### What you should do
Take the material and output all of it exactly.

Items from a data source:
+ + + +

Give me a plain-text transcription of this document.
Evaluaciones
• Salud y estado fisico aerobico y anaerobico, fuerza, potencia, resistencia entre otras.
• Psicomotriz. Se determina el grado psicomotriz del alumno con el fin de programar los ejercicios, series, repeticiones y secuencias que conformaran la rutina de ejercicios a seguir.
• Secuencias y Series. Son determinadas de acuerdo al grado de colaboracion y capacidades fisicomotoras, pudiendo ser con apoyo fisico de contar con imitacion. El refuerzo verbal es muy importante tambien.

+ + + +

### Complete response
Give me a plain-text transcription of this document.
Evaluaciones
• Salud y estado fisico aerobico y anaerobico, fuerza, potencia, resistencia entre otras.
• Psicomotriz. Se determina el grado psicomotriz del alumno con el fin de programar los ejercicios, series, repeticiones y secuencias que conformaran la rutina de ejercicios a seguir.
• Secuencias y Series. Son determinadas de acuerdo al grado de colaboracion y capacidades fisicomotoras, pudiendo ser con apoyo fisico de contar con imitacion. El refuerzo verbal es muy importante tambien.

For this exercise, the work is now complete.